*Job*. In the lines below, find how many contain the word "QMLT" and report that figure alone.

Extracted data entries:
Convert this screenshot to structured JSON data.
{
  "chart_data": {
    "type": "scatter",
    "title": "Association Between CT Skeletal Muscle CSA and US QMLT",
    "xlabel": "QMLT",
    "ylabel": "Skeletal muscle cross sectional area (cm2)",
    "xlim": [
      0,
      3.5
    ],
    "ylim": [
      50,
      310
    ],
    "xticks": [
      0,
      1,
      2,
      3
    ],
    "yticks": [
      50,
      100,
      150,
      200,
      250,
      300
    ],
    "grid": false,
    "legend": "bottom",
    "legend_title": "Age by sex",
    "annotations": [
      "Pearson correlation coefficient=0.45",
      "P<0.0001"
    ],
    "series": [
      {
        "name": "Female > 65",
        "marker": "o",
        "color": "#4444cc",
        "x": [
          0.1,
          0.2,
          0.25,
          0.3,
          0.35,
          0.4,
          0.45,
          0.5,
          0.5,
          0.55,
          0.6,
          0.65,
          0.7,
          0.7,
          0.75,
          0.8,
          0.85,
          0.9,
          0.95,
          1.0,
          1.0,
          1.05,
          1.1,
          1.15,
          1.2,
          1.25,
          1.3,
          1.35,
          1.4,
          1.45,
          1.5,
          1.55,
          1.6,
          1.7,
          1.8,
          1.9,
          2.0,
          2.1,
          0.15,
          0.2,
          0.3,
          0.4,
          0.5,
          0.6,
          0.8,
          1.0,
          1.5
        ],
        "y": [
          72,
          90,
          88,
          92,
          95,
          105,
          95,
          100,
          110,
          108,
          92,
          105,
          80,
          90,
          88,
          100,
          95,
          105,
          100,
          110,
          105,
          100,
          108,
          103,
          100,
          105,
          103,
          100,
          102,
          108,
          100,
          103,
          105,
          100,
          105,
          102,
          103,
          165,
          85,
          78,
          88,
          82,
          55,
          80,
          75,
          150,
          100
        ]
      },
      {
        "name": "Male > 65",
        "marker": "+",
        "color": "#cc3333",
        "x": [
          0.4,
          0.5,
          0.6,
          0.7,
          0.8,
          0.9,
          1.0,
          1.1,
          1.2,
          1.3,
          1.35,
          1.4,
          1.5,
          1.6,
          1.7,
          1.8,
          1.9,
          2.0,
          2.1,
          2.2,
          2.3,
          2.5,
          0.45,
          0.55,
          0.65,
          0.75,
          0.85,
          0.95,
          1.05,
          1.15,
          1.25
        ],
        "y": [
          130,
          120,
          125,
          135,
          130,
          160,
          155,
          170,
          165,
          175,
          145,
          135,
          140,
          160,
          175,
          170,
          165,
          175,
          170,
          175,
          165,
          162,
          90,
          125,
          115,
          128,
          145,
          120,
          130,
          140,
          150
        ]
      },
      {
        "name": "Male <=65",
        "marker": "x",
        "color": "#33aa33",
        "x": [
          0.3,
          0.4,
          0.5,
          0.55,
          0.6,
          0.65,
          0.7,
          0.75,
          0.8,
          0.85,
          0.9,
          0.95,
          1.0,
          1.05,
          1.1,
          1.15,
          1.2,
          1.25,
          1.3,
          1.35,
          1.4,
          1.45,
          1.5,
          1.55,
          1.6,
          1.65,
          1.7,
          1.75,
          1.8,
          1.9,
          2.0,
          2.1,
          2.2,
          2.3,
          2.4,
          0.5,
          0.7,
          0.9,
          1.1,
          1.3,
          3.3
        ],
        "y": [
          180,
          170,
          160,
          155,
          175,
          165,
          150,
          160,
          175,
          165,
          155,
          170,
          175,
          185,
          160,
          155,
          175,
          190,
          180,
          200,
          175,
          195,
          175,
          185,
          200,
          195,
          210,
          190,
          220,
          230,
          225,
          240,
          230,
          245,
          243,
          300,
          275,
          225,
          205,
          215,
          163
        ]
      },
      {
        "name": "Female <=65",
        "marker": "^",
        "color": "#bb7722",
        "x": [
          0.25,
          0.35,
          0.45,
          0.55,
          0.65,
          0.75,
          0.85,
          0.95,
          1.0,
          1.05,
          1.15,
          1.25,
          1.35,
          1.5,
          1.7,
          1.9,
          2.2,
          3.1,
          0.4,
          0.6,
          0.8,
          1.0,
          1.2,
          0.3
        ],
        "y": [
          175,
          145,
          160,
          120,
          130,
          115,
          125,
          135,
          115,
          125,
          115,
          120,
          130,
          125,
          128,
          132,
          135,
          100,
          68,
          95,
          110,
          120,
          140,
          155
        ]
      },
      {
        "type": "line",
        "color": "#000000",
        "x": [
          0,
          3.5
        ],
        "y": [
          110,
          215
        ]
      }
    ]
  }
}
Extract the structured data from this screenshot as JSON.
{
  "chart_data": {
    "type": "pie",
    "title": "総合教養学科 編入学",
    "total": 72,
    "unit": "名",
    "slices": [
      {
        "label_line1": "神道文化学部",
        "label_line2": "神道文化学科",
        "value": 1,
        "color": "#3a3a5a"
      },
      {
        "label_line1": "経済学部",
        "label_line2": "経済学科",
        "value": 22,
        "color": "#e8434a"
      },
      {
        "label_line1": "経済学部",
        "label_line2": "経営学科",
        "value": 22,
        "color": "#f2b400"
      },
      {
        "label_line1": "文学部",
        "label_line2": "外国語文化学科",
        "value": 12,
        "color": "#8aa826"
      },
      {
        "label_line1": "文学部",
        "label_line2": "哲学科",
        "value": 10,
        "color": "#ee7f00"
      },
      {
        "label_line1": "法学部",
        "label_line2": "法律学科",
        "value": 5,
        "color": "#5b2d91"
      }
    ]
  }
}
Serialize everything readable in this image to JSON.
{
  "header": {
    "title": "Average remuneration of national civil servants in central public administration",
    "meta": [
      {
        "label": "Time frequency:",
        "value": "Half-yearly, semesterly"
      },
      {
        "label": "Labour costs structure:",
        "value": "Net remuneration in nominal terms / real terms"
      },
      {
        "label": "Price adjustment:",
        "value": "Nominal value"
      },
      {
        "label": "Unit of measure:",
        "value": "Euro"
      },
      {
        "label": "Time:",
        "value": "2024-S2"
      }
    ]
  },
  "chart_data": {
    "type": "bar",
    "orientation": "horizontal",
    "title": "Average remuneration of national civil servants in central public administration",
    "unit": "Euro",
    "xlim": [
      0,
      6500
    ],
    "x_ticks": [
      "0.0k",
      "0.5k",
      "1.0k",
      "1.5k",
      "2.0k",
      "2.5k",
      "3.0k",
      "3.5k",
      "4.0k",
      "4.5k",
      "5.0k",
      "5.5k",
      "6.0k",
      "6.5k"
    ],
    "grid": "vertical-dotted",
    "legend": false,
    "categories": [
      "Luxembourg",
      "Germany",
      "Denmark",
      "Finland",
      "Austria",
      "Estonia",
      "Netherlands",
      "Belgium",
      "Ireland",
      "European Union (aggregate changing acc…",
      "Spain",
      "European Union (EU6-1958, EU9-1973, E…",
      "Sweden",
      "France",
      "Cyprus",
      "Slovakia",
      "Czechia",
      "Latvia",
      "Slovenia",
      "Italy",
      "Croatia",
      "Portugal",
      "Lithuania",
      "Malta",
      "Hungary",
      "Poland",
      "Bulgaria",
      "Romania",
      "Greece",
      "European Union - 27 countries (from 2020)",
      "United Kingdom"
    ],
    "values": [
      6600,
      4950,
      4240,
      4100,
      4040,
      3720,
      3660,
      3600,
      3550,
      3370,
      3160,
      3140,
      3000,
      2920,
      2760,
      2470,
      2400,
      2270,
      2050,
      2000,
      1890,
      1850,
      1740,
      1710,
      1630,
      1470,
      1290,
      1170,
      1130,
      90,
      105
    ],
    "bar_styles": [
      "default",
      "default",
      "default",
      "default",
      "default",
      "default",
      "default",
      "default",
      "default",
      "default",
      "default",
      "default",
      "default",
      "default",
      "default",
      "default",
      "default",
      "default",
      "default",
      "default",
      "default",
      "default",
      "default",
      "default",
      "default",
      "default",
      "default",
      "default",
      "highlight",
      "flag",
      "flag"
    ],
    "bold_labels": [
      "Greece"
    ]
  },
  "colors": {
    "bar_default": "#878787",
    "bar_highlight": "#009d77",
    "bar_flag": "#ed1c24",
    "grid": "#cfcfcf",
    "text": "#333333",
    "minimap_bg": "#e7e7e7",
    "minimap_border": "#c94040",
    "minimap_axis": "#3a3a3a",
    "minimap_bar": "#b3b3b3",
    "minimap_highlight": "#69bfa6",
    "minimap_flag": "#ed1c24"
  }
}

*Written solution*. 2